Description of the task:
Extract all lines that hold "النهار" from the records below.

== Provided data

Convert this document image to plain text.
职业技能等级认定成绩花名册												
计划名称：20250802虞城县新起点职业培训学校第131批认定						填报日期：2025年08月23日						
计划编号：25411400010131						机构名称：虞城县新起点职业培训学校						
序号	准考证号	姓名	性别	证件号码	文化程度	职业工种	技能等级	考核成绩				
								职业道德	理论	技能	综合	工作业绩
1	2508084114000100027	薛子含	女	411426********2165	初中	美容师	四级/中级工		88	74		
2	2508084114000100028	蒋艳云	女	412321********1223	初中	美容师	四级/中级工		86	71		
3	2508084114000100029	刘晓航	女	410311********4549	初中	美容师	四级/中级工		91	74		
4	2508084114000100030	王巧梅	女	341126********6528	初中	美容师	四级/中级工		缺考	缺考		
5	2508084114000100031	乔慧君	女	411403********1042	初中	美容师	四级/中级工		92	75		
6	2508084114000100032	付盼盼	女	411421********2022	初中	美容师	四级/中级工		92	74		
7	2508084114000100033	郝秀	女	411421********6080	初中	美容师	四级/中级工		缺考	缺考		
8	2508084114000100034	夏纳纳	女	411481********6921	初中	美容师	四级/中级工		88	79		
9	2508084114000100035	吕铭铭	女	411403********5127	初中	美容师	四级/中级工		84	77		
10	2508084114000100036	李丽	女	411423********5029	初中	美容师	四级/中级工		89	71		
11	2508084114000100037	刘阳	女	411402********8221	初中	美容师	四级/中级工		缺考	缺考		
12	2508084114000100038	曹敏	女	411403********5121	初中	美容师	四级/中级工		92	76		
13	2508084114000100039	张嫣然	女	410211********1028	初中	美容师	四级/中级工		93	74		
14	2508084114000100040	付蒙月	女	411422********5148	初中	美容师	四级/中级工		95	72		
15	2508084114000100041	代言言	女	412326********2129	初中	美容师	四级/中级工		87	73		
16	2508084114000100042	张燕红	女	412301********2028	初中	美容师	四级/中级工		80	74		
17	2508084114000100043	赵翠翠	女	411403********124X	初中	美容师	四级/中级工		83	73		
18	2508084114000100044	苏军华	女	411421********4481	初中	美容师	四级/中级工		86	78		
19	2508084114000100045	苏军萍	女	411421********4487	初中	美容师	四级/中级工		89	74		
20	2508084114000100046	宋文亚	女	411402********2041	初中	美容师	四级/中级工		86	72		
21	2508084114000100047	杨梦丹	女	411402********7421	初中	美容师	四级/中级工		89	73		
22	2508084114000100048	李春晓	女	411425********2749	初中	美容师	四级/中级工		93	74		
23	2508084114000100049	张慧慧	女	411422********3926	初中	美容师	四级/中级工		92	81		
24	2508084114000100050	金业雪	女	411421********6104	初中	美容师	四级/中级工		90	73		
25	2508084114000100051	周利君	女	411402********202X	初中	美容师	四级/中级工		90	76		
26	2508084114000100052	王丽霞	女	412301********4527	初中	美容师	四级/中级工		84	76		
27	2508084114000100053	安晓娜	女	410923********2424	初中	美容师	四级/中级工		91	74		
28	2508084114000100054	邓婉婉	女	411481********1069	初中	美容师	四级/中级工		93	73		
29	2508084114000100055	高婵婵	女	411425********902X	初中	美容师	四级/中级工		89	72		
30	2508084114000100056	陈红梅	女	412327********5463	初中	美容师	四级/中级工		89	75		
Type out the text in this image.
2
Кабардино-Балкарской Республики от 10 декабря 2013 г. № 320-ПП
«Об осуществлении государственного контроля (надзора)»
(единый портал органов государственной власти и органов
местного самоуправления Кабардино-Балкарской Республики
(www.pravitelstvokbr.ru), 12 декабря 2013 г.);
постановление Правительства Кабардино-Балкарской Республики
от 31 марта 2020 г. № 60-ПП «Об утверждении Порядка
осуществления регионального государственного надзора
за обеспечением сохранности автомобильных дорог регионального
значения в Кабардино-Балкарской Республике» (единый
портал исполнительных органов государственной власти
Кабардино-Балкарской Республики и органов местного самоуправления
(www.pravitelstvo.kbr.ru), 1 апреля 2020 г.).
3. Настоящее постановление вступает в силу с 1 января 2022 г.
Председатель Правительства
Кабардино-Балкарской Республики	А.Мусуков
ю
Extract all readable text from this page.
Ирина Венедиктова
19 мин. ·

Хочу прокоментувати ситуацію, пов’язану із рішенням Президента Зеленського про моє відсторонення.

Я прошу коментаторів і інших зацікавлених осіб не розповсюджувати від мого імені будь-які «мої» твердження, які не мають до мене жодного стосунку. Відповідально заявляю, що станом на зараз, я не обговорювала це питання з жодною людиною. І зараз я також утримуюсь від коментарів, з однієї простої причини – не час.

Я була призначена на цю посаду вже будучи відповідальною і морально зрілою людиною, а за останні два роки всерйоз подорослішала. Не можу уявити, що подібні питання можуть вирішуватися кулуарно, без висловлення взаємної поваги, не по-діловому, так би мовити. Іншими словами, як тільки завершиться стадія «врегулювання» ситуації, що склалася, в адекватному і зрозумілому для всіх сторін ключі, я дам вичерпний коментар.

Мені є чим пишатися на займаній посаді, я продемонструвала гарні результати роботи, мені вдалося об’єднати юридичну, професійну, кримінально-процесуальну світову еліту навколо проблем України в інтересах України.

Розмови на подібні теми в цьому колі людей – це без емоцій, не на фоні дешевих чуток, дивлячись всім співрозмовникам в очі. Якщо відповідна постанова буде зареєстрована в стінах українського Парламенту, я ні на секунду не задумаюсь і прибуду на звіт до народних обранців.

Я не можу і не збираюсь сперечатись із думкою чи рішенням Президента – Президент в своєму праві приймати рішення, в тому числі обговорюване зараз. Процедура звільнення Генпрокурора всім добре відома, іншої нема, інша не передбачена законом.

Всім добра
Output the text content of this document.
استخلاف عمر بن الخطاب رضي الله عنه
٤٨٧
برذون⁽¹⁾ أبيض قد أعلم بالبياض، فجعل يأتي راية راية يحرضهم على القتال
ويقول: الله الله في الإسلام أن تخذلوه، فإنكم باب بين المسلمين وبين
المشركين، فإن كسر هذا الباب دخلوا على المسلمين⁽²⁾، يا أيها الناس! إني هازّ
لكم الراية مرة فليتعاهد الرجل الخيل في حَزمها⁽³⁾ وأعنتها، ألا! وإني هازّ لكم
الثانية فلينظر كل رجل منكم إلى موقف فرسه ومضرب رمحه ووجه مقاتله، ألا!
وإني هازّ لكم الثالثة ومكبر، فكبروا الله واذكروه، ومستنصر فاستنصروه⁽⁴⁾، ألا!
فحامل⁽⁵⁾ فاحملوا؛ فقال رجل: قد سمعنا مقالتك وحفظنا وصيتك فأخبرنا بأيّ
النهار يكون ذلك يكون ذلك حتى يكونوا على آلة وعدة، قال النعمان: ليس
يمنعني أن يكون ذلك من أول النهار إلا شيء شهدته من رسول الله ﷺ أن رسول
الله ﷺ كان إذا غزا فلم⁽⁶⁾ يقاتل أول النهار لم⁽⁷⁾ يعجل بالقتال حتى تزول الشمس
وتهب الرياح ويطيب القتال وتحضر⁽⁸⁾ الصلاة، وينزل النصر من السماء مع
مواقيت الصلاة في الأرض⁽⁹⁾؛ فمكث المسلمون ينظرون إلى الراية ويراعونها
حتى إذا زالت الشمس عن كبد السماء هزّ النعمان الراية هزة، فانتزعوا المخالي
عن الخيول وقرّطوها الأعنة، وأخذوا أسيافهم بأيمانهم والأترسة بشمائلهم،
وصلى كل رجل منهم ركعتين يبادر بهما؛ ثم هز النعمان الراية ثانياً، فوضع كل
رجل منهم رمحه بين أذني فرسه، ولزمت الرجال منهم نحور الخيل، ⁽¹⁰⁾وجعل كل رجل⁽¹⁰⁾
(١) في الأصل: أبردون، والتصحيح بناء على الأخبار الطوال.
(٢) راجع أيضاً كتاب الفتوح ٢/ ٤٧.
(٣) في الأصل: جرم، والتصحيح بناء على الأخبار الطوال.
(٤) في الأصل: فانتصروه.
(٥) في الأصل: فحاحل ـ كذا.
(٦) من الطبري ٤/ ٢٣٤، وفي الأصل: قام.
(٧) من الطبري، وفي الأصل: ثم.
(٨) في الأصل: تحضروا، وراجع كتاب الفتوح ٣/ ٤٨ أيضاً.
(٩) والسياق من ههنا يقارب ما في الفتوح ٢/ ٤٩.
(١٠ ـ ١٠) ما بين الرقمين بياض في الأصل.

====

Answer for this exercise:
النهار يكون ذلك يكون ذلك حتى يكونوا على آلة وعدة، قال النعمان: ليس
يمنعني أن يكون ذلك من أول النهار إلا شيء شهدته من رسول الله ﷺ أن رسول
الله ﷺ كان إذا غزا فلم⁽⁶⁾ يقاتل أول النهار لم⁽⁷⁾ يعجل بالقتال حتى تزول الشمس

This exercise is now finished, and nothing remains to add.